## Written request a
Set down the rows exactly as they appear, starting at the first line of the rows and ending at the line that contains "294, 437, 299]".

## Document section
However, a more careful inspection of the spectra reveals slight spectroscopic changes occurring at both inverted domains and domain walls. Those changes were found to be stable after several months and have been related to the strong lattice re-arrangement during polarization reversal. More specifically, the E(TO)1, E(TO)3, E(TO)8 and A(LO)4 Raman modes exhibit a red frequency shift of about 0.5 cm−1 at the reversed areas, while the A(LO)2 mode shows a blue shift close to 0.3 cm−1. On the other hand, the relative intensities of the E(TO)7, A(LO)4 and E(TO)9 Raman modes vary at domain walls. Further, tiny variations in the full width at half maximum (FWHM) are also detected for the E(TO)1, E(TO)7 and A(LO)4 Raman modes after the fitting process. At this point we would like to mention that even when the overlapping between different Raman modes could introduce some errors into the curve fitting parameters, the systematic spectroscopic variations allowed to image not only the polarization reversed areas but also the domain walls. Figure 4 shows four different spatial Raman maps obtained when the intensity, frequency shift and spectral linewidth of the E(TO)7, E(TO)9 and A(LO)2 phonon modes are analyzed for an individual hexagonal inverted domain in Yb3+:LiNbO3. Here, it should be noted that every pixel in the images corresponds to an independent Raman spectrum. A clear distinction between domain walls (Fig. 4(a)) and inverted/non inverted areas (Fig. 4(b)) is observed across the whole scanned area. A detailed view for some of these spectra is displayed in Fig. 4(c) and 4(d) where the E(TO)9 and E(TO)1 modes has been selected.
Fig. 4 (a) Raman spatial maps showing the domain walls after analyzing the intensity of the E(TO)7 and E(TO)9 modes. (b) Raman spatial maps after analyzing the frequency shift of the A(LO)2 and E(TO)1 optical phonons. The corresponding scale bar for the frequency shift is shown below the images. (c) Detailed view of the E(TO)9 Raman mode collected at domain walls and non inverted area. (d) Detailed view of the E(TO)1 Raman mode collected at the hexagonal inverted and original (non inverted) areas.
Previous works have established that the physical mechanism behind the observed spectroscopic contrast in the Raman response are due to the influence of mechanical stress in the vicinity of domain walls -which may extend the perturbation several microns away and to the presence of intrinsic defects in the crystal structure of LiNbO3 due to its congruent (non-stoichiometric) composition. Those intrinsic defects exhibit a polar nature which, in turn, originates an internal electric field in the crystal structure. The strength of this internal field is reduced after polarization reversal as manifested in the different values between the forward and backward threshold coercive field in congruent LiNbO3. It also accounts for the significant differences in ferroelectric domain reversal between congruent and stoichiometric (defect free) LiNbO3 crystals, namely, one order of magnitude of reduction in the coercive field value for stoichiometric crystals [19]. In Raman experiments, the effect of the internal electric field results into changes in the energy of the vibrational modes through the piezoelectric tensor of LiNbO3, according to the linear relationship between the deformation of the crystal structure and the applied electric field. Thus, confocal Raman spectroscopy can be used as a fine optical microprobe to characterize the presence of strain and/or additional defects associated with the involved switching mechanism [20,21].

## Written request b
Check each statement against the Raman spectroscopy text and answer yes or no, quoting the words of the text that decide it. (i) At the reversed areas, the A(LO)2 mode shifts toward red. (ii) The spectroscopic changes were still stable after several months. (iii) Stoichiometric crystals have a coercive field about one order of magnitude lower.

Entries from a collection
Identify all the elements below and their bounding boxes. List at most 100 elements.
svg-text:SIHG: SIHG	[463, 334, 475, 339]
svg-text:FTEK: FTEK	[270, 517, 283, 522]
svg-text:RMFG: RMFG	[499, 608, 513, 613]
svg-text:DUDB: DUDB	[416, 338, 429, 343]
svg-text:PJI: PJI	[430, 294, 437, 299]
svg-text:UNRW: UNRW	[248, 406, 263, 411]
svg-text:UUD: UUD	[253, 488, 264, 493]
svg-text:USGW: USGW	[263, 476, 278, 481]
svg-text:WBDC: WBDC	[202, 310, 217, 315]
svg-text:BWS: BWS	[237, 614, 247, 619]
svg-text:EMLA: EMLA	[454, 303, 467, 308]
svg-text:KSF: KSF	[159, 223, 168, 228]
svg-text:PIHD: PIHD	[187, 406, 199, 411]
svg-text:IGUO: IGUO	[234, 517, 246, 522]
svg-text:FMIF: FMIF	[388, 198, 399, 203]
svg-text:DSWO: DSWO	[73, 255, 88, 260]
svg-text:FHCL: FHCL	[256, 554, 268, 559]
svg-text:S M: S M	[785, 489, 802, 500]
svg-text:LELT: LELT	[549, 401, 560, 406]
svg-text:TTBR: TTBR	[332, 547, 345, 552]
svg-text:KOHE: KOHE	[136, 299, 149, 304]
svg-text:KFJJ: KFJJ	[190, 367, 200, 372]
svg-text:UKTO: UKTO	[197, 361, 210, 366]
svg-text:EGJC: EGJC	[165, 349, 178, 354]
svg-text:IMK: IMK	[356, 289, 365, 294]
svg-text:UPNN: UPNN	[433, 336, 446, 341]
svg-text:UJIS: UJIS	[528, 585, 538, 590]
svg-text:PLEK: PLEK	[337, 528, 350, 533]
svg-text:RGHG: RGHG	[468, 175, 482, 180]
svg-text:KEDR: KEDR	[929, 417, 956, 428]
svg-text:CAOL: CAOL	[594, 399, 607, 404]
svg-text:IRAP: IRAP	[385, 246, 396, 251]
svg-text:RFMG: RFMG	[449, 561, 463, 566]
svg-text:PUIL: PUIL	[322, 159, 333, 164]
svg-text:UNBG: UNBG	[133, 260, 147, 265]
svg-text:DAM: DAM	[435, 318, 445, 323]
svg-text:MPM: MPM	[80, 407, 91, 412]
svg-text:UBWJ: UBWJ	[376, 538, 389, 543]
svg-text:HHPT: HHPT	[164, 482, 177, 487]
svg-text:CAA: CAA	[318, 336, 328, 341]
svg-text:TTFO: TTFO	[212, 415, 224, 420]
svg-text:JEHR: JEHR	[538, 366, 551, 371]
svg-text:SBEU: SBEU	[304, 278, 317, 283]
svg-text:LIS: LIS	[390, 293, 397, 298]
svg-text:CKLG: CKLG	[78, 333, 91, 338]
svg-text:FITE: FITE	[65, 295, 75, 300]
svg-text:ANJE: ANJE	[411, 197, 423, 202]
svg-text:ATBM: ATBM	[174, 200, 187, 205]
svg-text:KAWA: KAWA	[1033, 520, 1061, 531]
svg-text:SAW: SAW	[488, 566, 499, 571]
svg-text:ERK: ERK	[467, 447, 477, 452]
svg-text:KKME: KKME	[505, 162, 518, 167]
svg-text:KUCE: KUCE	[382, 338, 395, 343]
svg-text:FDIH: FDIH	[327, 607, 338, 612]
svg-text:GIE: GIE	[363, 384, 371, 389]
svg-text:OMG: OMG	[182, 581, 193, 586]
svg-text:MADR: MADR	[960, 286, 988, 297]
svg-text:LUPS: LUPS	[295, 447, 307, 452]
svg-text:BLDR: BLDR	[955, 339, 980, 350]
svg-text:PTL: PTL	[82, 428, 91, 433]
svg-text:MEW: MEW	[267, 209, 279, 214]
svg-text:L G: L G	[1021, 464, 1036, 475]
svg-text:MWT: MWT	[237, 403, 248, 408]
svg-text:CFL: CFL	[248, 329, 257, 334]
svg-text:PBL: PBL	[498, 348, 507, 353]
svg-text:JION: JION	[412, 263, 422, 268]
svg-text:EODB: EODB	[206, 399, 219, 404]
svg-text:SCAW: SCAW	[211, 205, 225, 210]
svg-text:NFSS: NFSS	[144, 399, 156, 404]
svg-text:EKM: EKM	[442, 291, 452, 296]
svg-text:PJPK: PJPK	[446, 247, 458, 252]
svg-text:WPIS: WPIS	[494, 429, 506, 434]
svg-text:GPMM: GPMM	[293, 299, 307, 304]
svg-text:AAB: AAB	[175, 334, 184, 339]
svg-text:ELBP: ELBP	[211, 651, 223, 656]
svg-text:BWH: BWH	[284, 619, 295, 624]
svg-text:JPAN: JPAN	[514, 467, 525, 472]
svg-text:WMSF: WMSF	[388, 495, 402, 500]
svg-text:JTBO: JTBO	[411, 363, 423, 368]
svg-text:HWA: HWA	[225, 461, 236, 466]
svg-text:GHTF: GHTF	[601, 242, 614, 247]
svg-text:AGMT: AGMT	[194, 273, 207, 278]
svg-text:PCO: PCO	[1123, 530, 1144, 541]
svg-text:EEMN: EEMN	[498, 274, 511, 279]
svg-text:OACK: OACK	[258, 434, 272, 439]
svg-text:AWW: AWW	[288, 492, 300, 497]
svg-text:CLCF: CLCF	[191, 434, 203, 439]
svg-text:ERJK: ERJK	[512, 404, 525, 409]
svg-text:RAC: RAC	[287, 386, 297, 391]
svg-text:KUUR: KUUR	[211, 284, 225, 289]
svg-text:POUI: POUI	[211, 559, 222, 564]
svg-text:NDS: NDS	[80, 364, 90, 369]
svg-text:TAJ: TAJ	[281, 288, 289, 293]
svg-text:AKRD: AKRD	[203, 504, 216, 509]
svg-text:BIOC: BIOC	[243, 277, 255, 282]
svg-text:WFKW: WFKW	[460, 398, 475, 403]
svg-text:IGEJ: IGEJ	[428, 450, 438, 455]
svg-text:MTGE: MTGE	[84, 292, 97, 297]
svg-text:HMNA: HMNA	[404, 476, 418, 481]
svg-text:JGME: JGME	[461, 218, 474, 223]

## Correct result a
Identify all the elements below and their bounding boxes. List at most 100 elements.
svg-text:SIHG: SIHG	[463, 334, 475, 339]
svg-text:FTEK: FTEK	[270, 517, 283, 522]
svg-text:RMFG: RMFG	[499, 608, 513, 613]
svg-text:DUDB: DUDB	[416, 338, 429, 343]
svg-text:PJI: PJI	[430, 294, 437, 299]

## Correct result b
(i) No: "while the A(LO)2 mode shows a blue shift close to 0.3 cm−1"
(ii) Yes: "Those changes were found to be stable after several months"
(iii) Yes: "one order of magnitude of reduction in the coercive field value for stoichiometric crystals"